━━━ Extracted material ━━━

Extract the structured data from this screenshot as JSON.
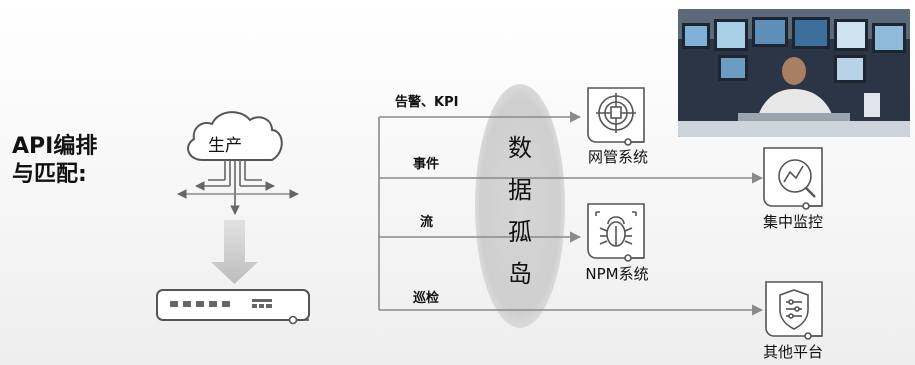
{
  "title_lines": [
    "API编排",
    "与匹配:"
  ],
  "source": {
    "cloud_label": "生产"
  },
  "island": {
    "chars": [
      "数",
      "据",
      "孤",
      "岛"
    ]
  },
  "edges": [
    "告警、KPI",
    "事件",
    "流",
    "巡检"
  ],
  "targets": [
    {
      "label": "网管系统",
      "icon": "network-management-icon"
    },
    {
      "label": "集中监控",
      "icon": "centralized-monitoring-icon"
    },
    {
      "label": "NPM系统",
      "icon": "npm-bug-icon"
    },
    {
      "label": "其他平台",
      "icon": "shield-filter-icon"
    }
  ],
  "photo": {
    "subject": "network operations center operator at multi-monitor desk",
    "icon": "control-room-photo"
  },
  "colors": {
    "line": "#8a8a8a",
    "island": "#cccccc",
    "arrow_down": "#c8c8c8",
    "photo_sky": "#2c3545",
    "photo_shirt": "#e8e8e8"
  }
}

━━━

## Task to complete
Transcribe all of the entries word for word, but skip any pictures they contain.

## Finished task
Extract the structured data from this screenshot as JSON.
{
  "title_lines": [
    "API编排",
    "与匹配:"
  ],
  "source": {
    "cloud_label": "生产"
  },
  "island": {
    "chars": [
      "数",
      "据",
      "孤",
      "岛"
    ]
  },
  "edges": [
    "告警、KPI",
    "事件",
    "流",
    "巡检"
  ],
  "targets": [
    {
      "label": "网管系统",
      "icon": "network-management-icon"
    },
    {
      "label": "集中监控",
      "icon": "centralized-monitoring-icon"
    },
    {
      "label": "NPM系统",
      "icon": "npm-bug-icon"
    },
    {
      "label": "其他平台",
      "icon": "shield-filter-icon"
    }
  ],
  "photo": {
    "subject": "network operations center operator at multi-monitor desk",
    "icon": "control-room-photo"
  },
  "colors": {
    "line": "#8a8a8a",
    "island": "#cccccc",
    "arrow_down": "#c8c8c8",
    "photo_sky": "#2c3545",
    "photo_shirt": "#e8e8e8"
  }
}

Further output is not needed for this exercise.